◆ **SHORT EXERCISE**
Scan the records for the word "name". Copy each line that includes it.

◆ **PROVIDED INFORMATION**
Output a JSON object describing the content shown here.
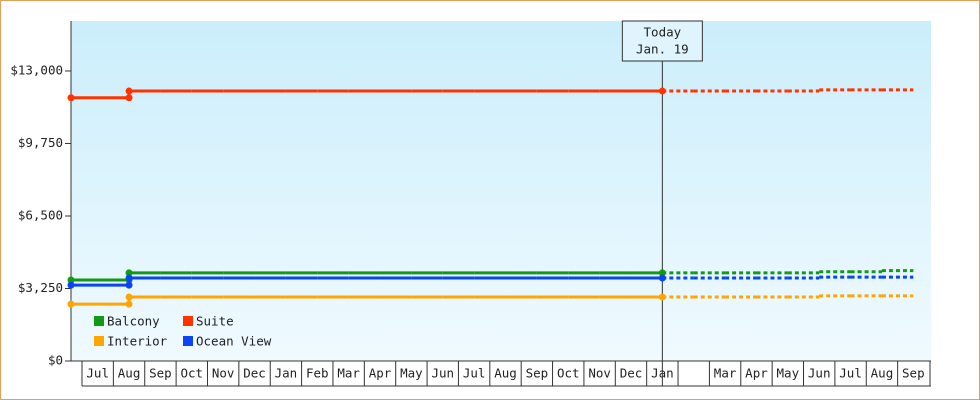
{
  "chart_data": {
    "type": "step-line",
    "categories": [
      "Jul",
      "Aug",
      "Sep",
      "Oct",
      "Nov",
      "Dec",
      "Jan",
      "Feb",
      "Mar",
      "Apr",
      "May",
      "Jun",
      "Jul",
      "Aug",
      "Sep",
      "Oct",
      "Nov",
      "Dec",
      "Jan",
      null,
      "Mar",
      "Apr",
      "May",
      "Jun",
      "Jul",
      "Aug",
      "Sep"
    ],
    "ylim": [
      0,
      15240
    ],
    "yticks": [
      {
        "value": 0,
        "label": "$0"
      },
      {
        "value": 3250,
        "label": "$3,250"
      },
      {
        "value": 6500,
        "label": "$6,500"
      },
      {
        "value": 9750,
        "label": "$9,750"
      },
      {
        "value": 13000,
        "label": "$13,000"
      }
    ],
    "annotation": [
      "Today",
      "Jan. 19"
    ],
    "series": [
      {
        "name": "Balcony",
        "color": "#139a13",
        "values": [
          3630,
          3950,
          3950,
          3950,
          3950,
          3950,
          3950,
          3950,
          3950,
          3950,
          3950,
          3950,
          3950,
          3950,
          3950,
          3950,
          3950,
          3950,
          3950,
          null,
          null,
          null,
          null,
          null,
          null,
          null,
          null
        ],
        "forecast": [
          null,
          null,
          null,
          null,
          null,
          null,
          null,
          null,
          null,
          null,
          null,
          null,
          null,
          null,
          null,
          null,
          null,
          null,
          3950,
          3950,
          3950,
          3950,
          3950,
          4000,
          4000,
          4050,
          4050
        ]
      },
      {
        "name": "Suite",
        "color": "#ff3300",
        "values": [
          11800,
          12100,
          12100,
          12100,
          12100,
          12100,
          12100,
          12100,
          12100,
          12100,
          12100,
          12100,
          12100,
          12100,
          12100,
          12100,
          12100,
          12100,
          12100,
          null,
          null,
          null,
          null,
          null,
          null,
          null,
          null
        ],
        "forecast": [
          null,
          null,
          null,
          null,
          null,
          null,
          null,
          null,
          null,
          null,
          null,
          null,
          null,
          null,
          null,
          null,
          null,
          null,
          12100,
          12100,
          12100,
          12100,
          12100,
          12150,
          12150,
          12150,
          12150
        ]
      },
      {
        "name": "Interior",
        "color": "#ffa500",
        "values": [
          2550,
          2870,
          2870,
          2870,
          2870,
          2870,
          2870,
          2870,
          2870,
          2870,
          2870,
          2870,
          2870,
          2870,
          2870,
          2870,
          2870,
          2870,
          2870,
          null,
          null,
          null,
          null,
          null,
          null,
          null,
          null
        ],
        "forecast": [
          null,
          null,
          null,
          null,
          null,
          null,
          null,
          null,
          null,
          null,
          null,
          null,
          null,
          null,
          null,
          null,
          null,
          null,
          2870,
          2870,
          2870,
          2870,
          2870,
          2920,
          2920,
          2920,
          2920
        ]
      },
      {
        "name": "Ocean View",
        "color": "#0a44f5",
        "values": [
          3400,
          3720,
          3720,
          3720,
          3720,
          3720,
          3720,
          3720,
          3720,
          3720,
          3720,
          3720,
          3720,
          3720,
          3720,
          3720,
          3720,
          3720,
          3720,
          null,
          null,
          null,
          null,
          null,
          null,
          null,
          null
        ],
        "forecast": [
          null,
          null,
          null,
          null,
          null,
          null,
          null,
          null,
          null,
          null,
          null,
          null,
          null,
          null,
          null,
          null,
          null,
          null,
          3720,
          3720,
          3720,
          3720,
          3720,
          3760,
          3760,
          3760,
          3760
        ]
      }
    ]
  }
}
==
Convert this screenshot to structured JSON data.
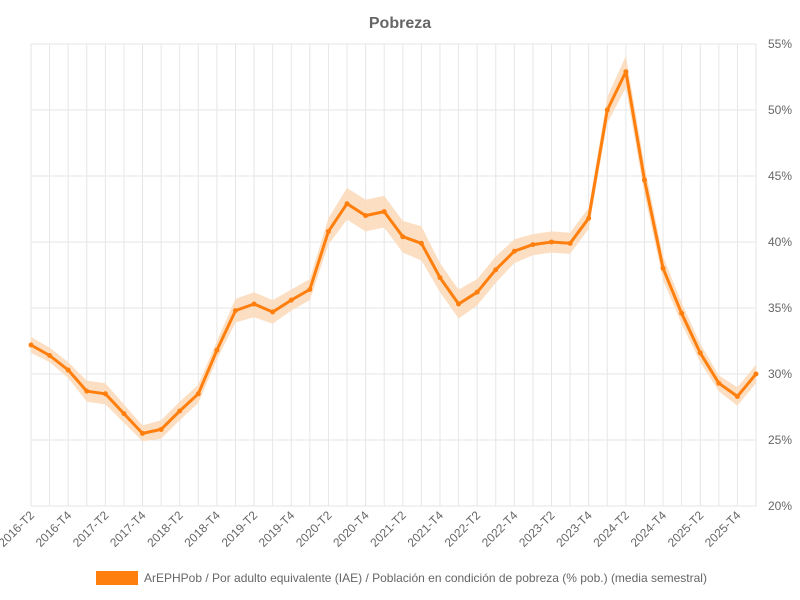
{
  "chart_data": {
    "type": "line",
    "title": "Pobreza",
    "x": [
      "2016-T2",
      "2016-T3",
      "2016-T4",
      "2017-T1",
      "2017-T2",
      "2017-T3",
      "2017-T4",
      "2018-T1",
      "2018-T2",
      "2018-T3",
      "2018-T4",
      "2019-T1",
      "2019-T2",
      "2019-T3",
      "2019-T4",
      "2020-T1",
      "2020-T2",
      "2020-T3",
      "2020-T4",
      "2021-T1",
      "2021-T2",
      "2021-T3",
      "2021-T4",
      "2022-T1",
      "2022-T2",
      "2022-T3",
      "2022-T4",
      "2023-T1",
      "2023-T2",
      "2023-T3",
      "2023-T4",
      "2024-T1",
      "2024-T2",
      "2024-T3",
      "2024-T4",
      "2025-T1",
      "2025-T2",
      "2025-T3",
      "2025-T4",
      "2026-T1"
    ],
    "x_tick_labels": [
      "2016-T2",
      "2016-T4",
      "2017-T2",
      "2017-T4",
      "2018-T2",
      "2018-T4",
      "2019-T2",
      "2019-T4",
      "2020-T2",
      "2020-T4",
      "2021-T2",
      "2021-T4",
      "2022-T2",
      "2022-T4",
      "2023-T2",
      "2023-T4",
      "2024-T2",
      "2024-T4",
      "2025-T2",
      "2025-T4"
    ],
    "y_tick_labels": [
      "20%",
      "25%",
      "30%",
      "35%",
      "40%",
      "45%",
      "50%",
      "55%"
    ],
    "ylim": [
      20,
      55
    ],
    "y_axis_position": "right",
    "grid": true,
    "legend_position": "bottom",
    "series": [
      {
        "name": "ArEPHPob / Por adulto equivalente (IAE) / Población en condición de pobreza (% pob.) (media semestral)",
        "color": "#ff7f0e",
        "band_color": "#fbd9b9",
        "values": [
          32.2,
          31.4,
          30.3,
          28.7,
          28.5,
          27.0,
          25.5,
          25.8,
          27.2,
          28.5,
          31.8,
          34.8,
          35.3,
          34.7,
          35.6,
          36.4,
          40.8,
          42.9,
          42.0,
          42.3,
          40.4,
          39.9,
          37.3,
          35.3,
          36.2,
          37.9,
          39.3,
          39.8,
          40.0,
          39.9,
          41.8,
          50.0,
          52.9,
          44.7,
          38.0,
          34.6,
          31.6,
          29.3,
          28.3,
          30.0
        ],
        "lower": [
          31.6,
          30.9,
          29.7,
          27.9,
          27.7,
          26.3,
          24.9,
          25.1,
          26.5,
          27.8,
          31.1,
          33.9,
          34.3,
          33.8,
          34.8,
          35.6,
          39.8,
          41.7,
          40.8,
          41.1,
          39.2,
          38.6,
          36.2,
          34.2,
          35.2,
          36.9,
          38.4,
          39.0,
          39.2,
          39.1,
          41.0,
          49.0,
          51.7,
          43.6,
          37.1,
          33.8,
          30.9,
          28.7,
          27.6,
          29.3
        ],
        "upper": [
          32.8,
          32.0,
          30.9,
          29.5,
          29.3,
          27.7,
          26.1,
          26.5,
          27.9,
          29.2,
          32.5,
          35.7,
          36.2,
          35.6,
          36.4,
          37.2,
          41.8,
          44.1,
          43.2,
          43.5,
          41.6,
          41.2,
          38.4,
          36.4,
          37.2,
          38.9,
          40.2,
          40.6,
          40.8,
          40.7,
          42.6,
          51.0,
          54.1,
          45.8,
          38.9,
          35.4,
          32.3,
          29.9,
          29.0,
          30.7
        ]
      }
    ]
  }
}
==
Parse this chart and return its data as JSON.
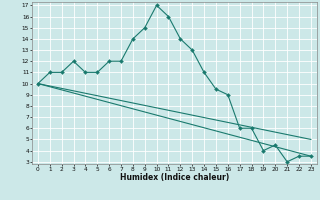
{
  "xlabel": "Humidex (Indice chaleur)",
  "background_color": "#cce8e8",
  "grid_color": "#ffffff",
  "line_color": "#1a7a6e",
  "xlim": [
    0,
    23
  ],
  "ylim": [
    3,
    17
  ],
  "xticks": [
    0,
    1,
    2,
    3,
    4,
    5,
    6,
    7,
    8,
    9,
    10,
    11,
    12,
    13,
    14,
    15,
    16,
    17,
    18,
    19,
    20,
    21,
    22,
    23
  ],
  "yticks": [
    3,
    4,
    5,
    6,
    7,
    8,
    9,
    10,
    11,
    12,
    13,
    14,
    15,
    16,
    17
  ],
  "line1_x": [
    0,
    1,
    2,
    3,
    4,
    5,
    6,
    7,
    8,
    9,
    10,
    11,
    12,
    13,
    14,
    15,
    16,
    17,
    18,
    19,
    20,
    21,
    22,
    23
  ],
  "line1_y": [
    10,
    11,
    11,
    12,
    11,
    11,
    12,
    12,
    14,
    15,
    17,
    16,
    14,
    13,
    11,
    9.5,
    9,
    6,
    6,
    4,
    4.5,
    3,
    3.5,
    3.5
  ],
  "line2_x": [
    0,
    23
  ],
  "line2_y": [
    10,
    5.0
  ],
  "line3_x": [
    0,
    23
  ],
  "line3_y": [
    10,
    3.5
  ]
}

◆ **RESPONSE**
        "name": "Balcony",
        "name": "Suite",
        "name": "Interior",
        "name": "Ocean View",
        "name": "ArEPHPob / Por adulto equivalente (IAE) / Población en condición de pobreza (% pob.) (media semestral)",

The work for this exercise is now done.